**Extracted records**
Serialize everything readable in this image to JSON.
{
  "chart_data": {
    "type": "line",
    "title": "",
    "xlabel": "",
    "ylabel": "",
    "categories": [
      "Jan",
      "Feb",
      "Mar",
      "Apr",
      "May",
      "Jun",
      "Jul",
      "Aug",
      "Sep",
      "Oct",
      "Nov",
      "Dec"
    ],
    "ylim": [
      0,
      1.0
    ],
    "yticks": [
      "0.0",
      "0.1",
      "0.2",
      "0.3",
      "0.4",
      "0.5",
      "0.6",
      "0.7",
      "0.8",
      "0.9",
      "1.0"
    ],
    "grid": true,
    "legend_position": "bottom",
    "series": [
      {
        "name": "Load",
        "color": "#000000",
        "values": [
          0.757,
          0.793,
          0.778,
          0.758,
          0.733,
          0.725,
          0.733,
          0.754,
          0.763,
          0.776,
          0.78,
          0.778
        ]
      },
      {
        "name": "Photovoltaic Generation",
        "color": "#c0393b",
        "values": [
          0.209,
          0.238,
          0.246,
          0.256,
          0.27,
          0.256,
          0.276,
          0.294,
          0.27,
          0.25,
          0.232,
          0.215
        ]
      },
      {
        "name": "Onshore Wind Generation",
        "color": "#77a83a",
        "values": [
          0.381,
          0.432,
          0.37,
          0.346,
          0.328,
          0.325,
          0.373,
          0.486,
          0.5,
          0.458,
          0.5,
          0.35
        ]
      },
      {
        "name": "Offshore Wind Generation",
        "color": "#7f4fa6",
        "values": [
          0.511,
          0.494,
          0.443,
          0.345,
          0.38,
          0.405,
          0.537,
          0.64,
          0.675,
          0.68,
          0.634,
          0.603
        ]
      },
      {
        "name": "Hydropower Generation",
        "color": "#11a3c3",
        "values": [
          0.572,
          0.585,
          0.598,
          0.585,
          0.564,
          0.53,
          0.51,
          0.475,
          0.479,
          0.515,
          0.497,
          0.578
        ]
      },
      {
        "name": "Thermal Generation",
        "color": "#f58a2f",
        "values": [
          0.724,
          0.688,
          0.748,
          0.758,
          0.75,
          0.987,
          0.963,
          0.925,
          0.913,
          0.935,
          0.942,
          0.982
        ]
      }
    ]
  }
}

**Set exercise**
List all lines above in which the string "Generation" appears.

**Problem solution**
        "name": "Photovoltaic Generation",
        "name": "Onshore Wind Generation",
        "name": "Offshore Wind Generation",
        "name": "Hydropower Generation",
        "name": "Thermal Generation",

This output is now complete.